Show all lines from the data that include the word "series".

Dataset entries on figures:

□ □ □

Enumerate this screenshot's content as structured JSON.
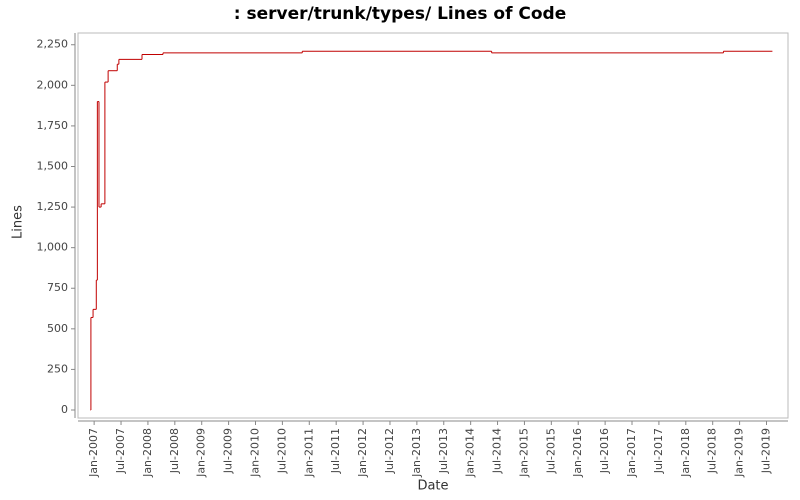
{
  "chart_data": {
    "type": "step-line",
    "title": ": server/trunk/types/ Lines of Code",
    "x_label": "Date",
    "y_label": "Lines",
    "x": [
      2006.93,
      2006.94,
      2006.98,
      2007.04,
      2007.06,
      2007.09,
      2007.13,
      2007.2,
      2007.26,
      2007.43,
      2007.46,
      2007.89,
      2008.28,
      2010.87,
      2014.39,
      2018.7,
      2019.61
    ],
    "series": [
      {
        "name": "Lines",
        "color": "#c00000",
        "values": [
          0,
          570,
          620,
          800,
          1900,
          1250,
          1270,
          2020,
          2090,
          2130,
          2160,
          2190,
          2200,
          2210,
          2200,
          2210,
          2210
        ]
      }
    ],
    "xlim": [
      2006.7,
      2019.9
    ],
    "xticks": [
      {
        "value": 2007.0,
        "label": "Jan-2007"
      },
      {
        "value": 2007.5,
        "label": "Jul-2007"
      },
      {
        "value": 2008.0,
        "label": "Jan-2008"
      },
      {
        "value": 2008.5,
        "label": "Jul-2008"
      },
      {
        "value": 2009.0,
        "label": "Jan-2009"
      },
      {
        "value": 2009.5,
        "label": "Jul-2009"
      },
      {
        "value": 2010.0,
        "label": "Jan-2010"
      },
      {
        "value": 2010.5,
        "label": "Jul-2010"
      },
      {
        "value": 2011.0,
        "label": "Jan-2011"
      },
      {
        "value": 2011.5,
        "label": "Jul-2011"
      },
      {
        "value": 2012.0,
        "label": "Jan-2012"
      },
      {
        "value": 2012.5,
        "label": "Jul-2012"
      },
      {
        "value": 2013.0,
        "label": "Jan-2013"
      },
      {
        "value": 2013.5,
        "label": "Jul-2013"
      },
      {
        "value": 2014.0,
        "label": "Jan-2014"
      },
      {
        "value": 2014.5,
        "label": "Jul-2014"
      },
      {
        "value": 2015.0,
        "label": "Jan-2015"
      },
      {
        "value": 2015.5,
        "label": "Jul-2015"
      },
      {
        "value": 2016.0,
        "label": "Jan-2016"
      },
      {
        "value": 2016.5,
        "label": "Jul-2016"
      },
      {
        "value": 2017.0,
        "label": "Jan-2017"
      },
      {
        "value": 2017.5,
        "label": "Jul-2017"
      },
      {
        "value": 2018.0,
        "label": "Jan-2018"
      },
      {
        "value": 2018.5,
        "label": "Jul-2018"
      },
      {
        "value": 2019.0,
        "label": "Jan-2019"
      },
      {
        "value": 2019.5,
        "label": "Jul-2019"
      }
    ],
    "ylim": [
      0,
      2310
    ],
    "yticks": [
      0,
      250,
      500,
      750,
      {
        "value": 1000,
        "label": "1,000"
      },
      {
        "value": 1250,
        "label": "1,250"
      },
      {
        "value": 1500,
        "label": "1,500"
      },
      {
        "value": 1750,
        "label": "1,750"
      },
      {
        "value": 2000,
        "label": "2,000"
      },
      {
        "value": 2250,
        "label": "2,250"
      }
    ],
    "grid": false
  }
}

□ □ □

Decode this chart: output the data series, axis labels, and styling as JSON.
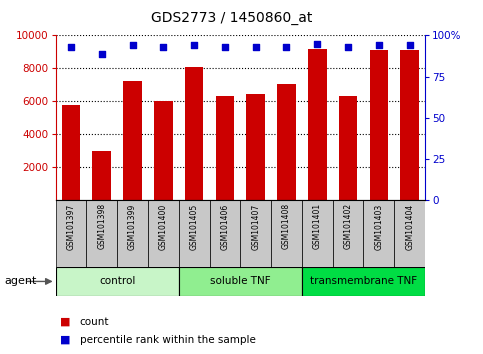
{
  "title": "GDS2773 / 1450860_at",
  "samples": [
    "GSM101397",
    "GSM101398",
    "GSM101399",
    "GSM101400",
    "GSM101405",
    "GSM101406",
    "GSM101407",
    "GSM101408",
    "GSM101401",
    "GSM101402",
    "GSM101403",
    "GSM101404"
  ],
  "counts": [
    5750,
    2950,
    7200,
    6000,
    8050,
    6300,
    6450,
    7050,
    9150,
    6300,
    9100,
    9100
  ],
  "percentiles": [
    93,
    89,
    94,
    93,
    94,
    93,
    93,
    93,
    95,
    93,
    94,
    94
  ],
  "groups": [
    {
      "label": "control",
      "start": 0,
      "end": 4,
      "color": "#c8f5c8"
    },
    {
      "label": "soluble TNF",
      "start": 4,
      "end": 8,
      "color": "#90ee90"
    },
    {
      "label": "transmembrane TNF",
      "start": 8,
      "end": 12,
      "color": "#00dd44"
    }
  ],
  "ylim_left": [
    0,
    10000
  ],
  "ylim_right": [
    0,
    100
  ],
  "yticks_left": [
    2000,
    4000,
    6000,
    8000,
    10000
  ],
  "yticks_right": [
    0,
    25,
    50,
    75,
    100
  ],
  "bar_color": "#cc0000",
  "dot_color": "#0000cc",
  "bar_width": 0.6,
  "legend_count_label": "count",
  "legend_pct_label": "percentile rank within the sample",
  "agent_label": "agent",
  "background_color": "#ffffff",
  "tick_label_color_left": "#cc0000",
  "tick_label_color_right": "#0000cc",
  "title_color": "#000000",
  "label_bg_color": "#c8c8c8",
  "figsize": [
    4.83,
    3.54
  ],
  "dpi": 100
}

□ □ □

_Exercise response_
    "series": [
Decode this chart: output the data series, axis labels, and styling as JSON.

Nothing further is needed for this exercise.